• **Goal of the exercise**
Quote the full listing word for word.
── Supplied material ──
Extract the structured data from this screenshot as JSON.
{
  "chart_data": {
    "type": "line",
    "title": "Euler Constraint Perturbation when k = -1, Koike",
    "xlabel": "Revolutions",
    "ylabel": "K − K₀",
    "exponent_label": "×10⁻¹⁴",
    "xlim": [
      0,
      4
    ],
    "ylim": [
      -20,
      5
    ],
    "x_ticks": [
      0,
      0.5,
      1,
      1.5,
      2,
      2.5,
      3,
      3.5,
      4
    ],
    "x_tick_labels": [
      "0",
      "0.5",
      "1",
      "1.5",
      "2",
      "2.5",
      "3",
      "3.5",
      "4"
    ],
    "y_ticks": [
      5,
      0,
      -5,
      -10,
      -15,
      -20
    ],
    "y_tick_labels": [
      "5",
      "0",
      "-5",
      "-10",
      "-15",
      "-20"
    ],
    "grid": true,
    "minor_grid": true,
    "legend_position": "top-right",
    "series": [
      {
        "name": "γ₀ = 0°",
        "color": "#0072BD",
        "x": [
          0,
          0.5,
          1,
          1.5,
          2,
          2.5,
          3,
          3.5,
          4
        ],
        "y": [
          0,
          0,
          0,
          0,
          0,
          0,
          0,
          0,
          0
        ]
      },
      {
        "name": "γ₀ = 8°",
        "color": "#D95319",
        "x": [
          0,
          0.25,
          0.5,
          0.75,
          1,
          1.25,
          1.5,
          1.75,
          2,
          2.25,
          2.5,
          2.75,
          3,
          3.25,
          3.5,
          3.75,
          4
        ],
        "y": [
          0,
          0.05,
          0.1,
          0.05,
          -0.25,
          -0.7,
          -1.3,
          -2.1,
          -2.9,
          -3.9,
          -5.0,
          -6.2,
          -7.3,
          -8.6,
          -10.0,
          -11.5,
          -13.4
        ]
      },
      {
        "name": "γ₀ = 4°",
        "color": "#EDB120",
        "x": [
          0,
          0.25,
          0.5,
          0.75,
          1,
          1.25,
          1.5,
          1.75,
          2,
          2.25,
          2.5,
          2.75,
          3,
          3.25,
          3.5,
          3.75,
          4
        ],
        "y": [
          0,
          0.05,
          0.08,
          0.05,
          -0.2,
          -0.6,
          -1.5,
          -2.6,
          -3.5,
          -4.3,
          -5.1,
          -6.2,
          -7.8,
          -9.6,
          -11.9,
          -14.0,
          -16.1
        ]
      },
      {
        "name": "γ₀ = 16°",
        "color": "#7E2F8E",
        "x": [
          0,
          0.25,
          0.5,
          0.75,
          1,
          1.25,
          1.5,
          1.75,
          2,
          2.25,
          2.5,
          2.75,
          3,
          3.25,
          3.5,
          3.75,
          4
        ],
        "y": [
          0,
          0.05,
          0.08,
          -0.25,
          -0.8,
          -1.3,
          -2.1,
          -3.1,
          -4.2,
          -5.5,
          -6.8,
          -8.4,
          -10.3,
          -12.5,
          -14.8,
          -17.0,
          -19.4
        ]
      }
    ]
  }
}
───
• **Correct answer**
Extract the structured data from this screenshot as JSON.
{
  "chart_data": {
    "type": "line",
    "title": "Euler Constraint Perturbation when k = -1, Koike",
    "xlabel": "Revolutions",
    "ylabel": "K − K₀",
    "exponent_label": "×10⁻¹⁴",
    "xlim": [
      0,
      4
    ],
    "ylim": [
      -20,
      5
    ],
    "x_ticks": [
      0,
      0.5,
      1,
      1.5,
      2,
      2.5,
      3,
      3.5,
      4
    ],
    "x_tick_labels": [
      "0",
      "0.5",
      "1",
      "1.5",
      "2",
      "2.5",
      "3",
      "3.5",
      "4"
    ],
    "y_ticks": [
      5,
      0,
      -5,
      -10,
      -15,
      -20
    ],
    "y_tick_labels": [
      "5",
      "0",
      "-5",
      "-10",
      "-15",
      "-20"
    ],
    "grid": true,
    "minor_grid": true,
    "legend_position": "top-right",
    "series": [
      {
        "name": "γ₀ = 0°",
        "color": "#0072BD",
        "x": [
          0,
          0.5,
          1,
          1.5,
          2,
          2.5,
          3,
          3.5,
          4
        ],
        "y": [
          0,
          0,
          0,
          0,
          0,
          0,
          0,
          0,
          0
        ]
      },
      {
        "name": "γ₀ = 8°",
        "color": "#D95319",
        "x": [
          0,
          0.25,
          0.5,
          0.75,
          1,
          1.25,
          1.5,
          1.75,
          2,
          2.25,
          2.5,
          2.75,
          3,
          3.25,
          3.5,
          3.75,
          4
        ],
        "y": [
          0,
          0.05,
          0.1,
          0.05,
          -0.25,
          -0.7,
          -1.3,
          -2.1,
          -2.9,
          -3.9,
          -5.0,
          -6.2,
          -7.3,
          -8.6,
          -10.0,
          -11.5,
          -13.4
        ]
      },
      {
        "name": "γ₀ = 4°",
        "color": "#EDB120",
        "x": [
          0,
          0.25,
          0.5,
          0.75,
          1,
          1.25,
          1.5,
          1.75,
          2,
          2.25,
          2.5,
          2.75,
          3,
          3.25,
          3.5,
          3.75,
          4
        ],
        "y": [
          0,
          0.05,
          0.08,
          0.05,
          -0.2,
          -0.6,
          -1.5,
          -2.6,
          -3.5,
          -4.3,
          -5.1,
          -6.2,
          -7.8,
          -9.6,
          -11.9,
          -14.0,
          -16.1
        ]
      },
      {
        "name": "γ₀ = 16°",
        "color": "#7E2F8E",
        "x": [
          0,
          0.25,
          0.5,
          0.75,
          1,
          1.25,
          1.5,
          1.75,
          2,
          2.25,
          2.5,
          2.75,
          3,
          3.25,
          3.5,
          3.75,
          4
        ],
        "y": [
          0,
          0.05,
          0.08,
          -0.25,
          -0.8,
          -1.3,
          -2.1,
          -3.1,
          -4.2,
          -5.5,
          -6.8,
          -8.4,
          -10.3,
          -12.5,
          -14.8,
          -17.0,
          -19.4
        ]
      }
    ]
  }
}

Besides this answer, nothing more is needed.